● **THE PROBLEM**: Send back the records in full, character for character.

● **DATASET RECORDS**:
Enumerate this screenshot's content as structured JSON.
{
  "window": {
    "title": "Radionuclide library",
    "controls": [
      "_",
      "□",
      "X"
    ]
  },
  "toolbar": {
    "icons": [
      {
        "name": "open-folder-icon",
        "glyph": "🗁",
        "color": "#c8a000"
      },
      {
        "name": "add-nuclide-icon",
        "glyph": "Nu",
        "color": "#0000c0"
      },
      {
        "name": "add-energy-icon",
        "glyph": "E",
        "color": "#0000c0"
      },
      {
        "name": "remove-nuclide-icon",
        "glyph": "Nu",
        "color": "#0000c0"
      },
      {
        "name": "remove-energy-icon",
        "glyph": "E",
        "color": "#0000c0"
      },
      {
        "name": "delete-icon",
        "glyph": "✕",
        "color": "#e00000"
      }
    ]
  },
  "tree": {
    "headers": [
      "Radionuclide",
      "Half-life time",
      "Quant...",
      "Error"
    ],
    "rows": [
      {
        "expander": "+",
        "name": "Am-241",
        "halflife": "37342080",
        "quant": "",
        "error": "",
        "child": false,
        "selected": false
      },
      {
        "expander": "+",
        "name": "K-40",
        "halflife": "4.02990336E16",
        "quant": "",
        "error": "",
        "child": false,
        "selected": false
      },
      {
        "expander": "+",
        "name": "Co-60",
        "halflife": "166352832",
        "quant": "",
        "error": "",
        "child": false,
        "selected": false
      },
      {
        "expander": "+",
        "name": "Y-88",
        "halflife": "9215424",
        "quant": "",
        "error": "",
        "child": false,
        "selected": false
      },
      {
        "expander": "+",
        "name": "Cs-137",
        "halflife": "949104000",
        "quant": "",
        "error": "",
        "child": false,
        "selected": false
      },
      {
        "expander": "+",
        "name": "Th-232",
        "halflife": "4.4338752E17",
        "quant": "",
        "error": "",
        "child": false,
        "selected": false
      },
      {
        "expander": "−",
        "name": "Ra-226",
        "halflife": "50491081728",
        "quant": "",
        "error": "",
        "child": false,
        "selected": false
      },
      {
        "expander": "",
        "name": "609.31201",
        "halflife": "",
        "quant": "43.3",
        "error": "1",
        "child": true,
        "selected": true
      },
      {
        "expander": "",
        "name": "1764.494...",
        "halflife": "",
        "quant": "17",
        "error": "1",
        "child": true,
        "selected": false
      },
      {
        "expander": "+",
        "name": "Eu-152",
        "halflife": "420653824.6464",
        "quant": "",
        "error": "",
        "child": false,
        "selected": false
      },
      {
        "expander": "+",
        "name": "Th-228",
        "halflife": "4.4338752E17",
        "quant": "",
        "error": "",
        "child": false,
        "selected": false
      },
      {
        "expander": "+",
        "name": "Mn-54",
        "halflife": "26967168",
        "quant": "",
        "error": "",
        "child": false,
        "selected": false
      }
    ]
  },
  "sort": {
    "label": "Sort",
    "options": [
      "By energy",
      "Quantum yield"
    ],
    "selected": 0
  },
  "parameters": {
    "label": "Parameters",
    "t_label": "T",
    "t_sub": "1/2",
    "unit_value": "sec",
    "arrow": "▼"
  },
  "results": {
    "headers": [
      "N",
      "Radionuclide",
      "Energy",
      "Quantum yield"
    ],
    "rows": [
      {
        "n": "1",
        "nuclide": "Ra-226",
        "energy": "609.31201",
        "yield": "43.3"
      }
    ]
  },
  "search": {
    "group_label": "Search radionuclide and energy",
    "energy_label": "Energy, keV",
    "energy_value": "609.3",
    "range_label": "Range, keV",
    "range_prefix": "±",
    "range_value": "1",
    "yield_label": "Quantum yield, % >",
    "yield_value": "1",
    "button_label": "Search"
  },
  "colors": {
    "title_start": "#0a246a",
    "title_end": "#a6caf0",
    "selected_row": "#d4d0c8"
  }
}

● **SOLVED PROBLEM**:
Enumerate this screenshot's content as structured JSON.
{
  "window": {
    "title": "Radionuclide library",
    "controls": [
      "_",
      "□",
      "X"
    ]
  },
  "toolbar": {
    "icons": [
      {
        "name": "open-folder-icon",
        "glyph": "🗁",
        "color": "#c8a000"
      },
      {
        "name": "add-nuclide-icon",
        "glyph": "Nu",
        "color": "#0000c0"
      },
      {
        "name": "add-energy-icon",
        "glyph": "E",
        "color": "#0000c0"
      },
      {
        "name": "remove-nuclide-icon",
        "glyph": "Nu",
        "color": "#0000c0"
      },
      {
        "name": "remove-energy-icon",
        "glyph": "E",
        "color": "#0000c0"
      },
      {
        "name": "delete-icon",
        "glyph": "✕",
        "color": "#e00000"
      }
    ]
  },
  "tree": {
    "headers": [
      "Radionuclide",
      "Half-life time",
      "Quant...",
      "Error"
    ],
    "rows": [
      {
        "expander": "+",
        "name": "Am-241",
        "halflife": "37342080",
        "quant": "",
        "error": "",
        "child": false,
        "selected": false
      },
      {
        "expander": "+",
        "name": "K-40",
        "halflife": "4.02990336E16",
        "quant": "",
        "error": "",
        "child": false,
        "selected": false
      },
      {
        "expander": "+",
        "name": "Co-60",
        "halflife": "166352832",
        "quant": "",
        "error": "",
        "child": false,
        "selected": false
      },
      {
        "expander": "+",
        "name": "Y-88",
        "halflife": "9215424",
        "quant": "",
        "error": "",
        "child": false,
        "selected": false
      },
      {
        "expander": "+",
        "name": "Cs-137",
        "halflife": "949104000",
        "quant": "",
        "error": "",
        "child": false,
        "selected": false
      },
      {
        "expander": "+",
        "name": "Th-232",
        "halflife": "4.4338752E17",
        "quant": "",
        "error": "",
        "child": false,
        "selected": false
      },
      {
        "expander": "−",
        "name": "Ra-226",
        "halflife": "50491081728",
        "quant": "",
        "error": "",
        "child": false,
        "selected": false
      },
      {
        "expander": "",
        "name": "609.31201",
        "halflife": "",
        "quant": "43.3",
        "error": "1",
        "child": true,
        "selected": true
      },
      {
        "expander": "",
        "name": "1764.494...",
        "halflife": "",
        "quant": "17",
        "error": "1",
        "child": true,
        "selected": false
      },
      {
        "expander": "+",
        "name": "Eu-152",
        "halflife": "420653824.6464",
        "quant": "",
        "error": "",
        "child": false,
        "selected": false
      },
      {
        "expander": "+",
        "name": "Th-228",
        "halflife": "4.4338752E17",
        "quant": "",
        "error": "",
        "child": false,
        "selected": false
      },
      {
        "expander": "+",
        "name": "Mn-54",
        "halflife": "26967168",
        "quant": "",
        "error": "",
        "child": false,
        "selected": false
      }
    ]
  },
  "sort": {
    "label": "Sort",
    "options": [
      "By energy",
      "Quantum yield"
    ],
    "selected": 0
  },
  "parameters": {
    "label": "Parameters",
    "t_label": "T",
    "t_sub": "1/2",
    "unit_value": "sec",
    "arrow": "▼"
  },
  "results": {
    "headers": [
      "N",
      "Radionuclide",
      "Energy",
      "Quantum yield"
    ],
    "rows": [
      {
        "n": "1",
        "nuclide": "Ra-226",
        "energy": "609.31201",
        "yield": "43.3"
      }
    ]
  },
  "search": {
    "group_label": "Search radionuclide and energy",
    "energy_label": "Energy, keV",
    "energy_value": "609.3",
    "range_label": "Range, keV",
    "range_prefix": "±",
    "range_value": "1",
    "yield_label": "Quantum yield, % >",
    "yield_value": "1",
    "button_label": "Search"
  },
  "colors": {
    "title_start": "#0a246a",
    "title_end": "#a6caf0",
    "selected_row": "#d4d0c8"
  }
}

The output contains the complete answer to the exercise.